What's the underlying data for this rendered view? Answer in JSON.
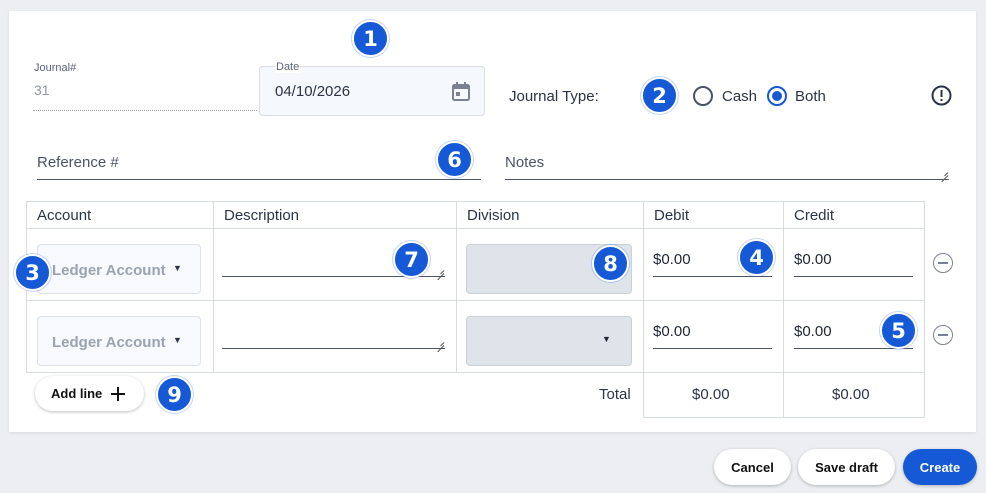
{
  "header": {
    "journal_label": "Journal#",
    "journal_value": "31",
    "date_label": "Date",
    "date_value": "04/10/2026",
    "journal_type_label": "Journal Type:",
    "journal_type_options": [
      "Cash",
      "Both"
    ],
    "journal_type_selected": "Both"
  },
  "fields": {
    "reference_placeholder": "Reference #",
    "notes_placeholder": "Notes"
  },
  "table": {
    "columns": [
      "Account",
      "Description",
      "Division",
      "Debit",
      "Credit"
    ],
    "rows": [
      {
        "account": "Ledger Account",
        "description": "",
        "debit": "$0.00",
        "credit": "$0.00"
      },
      {
        "account": "Ledger Account",
        "description": "",
        "debit": "$0.00",
        "credit": "$0.00"
      }
    ],
    "add_line_label": "Add line",
    "total_label": "Total",
    "total_debit": "$0.00",
    "total_credit": "$0.00"
  },
  "footer": {
    "cancel_label": "Cancel",
    "save_draft_label": "Save draft",
    "create_label": "Create"
  },
  "badges": [
    "1",
    "2",
    "3",
    "4",
    "5",
    "6",
    "7",
    "8",
    "9"
  ],
  "colors": {
    "accent": "#1559d6",
    "background": "#eceef2",
    "field_bg": "#f5f8fc"
  },
  "icons": [
    "calendar-icon",
    "info-icon",
    "caret-down-icon",
    "plus-icon",
    "minus-circle-icon"
  ]
}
- - - -
◆ **Task to complete**:
Repeat the entries exactly and keep the pictures out of the copy.

◆ **Correct response**:
What's the underlying data for this rendered view? Answer in JSON.
{
  "header": {
    "journal_label": "Journal#",
    "journal_value": "31",
    "date_label": "Date",
    "date_value": "04/10/2026",
    "journal_type_label": "Journal Type:",
    "journal_type_options": [
      "Cash",
      "Both"
    ],
    "journal_type_selected": "Both"
  },
  "fields": {
    "reference_placeholder": "Reference #",
    "notes_placeholder": "Notes"
  },
  "table": {
    "columns": [
      "Account",
      "Description",
      "Division",
      "Debit",
      "Credit"
    ],
    "rows": [
      {
        "account": "Ledger Account",
        "description": "",
        "debit": "$0.00",
        "credit": "$0.00"
      },
      {
        "account": "Ledger Account",
        "description": "",
        "debit": "$0.00",
        "credit": "$0.00"
      }
    ],
    "add_line_label": "Add line",
    "total_label": "Total",
    "total_debit": "$0.00",
    "total_credit": "$0.00"
  },
  "footer": {
    "cancel_label": "Cancel",
    "save_draft_label": "Save draft",
    "create_label": "Create"
  },
  "badges": [
    "1",
    "2",
    "3",
    "4",
    "5",
    "6",
    "7",
    "8",
    "9"
  ],
  "colors": {
    "accent": "#1559d6",
    "background": "#eceef2",
    "field_bg": "#f5f8fc"
  },
  "icons": [
    "calendar-icon",
    "info-icon",
    "caret-down-icon",
    "plus-icon",
    "minus-circle-icon"
  ]
}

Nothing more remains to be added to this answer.